EXERCISE
From the entries below, copy every line where the string "right" appears.

• • •

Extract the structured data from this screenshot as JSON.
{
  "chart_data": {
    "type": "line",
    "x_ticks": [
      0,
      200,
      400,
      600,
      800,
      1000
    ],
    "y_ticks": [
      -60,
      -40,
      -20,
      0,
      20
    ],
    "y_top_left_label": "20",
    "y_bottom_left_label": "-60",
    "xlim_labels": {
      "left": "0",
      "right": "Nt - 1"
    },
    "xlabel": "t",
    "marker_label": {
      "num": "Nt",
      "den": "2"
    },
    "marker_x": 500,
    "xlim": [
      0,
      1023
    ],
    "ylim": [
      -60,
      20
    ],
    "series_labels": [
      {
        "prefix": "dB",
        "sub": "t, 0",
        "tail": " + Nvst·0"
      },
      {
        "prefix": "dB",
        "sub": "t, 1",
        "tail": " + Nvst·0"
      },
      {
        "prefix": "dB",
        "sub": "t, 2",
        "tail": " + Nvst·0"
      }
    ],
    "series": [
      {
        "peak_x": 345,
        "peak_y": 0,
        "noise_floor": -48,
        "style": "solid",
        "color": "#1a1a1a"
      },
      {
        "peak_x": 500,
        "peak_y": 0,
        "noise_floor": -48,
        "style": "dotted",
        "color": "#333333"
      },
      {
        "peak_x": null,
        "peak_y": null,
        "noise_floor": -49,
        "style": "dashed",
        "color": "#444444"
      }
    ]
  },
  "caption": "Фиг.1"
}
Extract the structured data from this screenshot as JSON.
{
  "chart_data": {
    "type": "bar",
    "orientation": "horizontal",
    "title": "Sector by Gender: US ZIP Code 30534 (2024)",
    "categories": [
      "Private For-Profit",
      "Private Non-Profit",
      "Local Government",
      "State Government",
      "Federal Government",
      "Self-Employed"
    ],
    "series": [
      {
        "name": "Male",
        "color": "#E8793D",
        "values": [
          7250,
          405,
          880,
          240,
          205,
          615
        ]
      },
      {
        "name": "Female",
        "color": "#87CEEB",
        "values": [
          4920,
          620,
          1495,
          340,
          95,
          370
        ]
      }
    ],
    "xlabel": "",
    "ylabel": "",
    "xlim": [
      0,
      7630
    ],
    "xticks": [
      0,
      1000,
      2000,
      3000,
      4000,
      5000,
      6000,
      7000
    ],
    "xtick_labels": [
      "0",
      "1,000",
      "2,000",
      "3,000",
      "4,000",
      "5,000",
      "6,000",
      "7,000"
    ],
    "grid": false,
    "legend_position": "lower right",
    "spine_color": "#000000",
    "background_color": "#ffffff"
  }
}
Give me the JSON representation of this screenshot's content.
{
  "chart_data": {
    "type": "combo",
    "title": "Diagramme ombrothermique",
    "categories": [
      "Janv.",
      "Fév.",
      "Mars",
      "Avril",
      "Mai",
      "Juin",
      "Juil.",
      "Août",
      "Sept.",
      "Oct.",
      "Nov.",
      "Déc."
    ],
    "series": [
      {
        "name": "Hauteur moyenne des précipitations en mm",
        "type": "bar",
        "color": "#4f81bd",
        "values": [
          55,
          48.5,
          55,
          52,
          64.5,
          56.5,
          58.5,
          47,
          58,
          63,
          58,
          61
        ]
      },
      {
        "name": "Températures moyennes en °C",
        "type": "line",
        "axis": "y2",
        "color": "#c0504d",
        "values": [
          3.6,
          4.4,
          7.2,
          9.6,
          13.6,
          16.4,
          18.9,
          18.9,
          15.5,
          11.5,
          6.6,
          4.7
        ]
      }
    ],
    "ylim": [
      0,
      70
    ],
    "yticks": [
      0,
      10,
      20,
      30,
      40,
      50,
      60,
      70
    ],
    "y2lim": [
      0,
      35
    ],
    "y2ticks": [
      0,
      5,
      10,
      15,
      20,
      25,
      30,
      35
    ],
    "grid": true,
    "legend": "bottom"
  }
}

• • •

FULL RESPONSE
      "right": "Nt - 1"
    "legend_position": "lower right",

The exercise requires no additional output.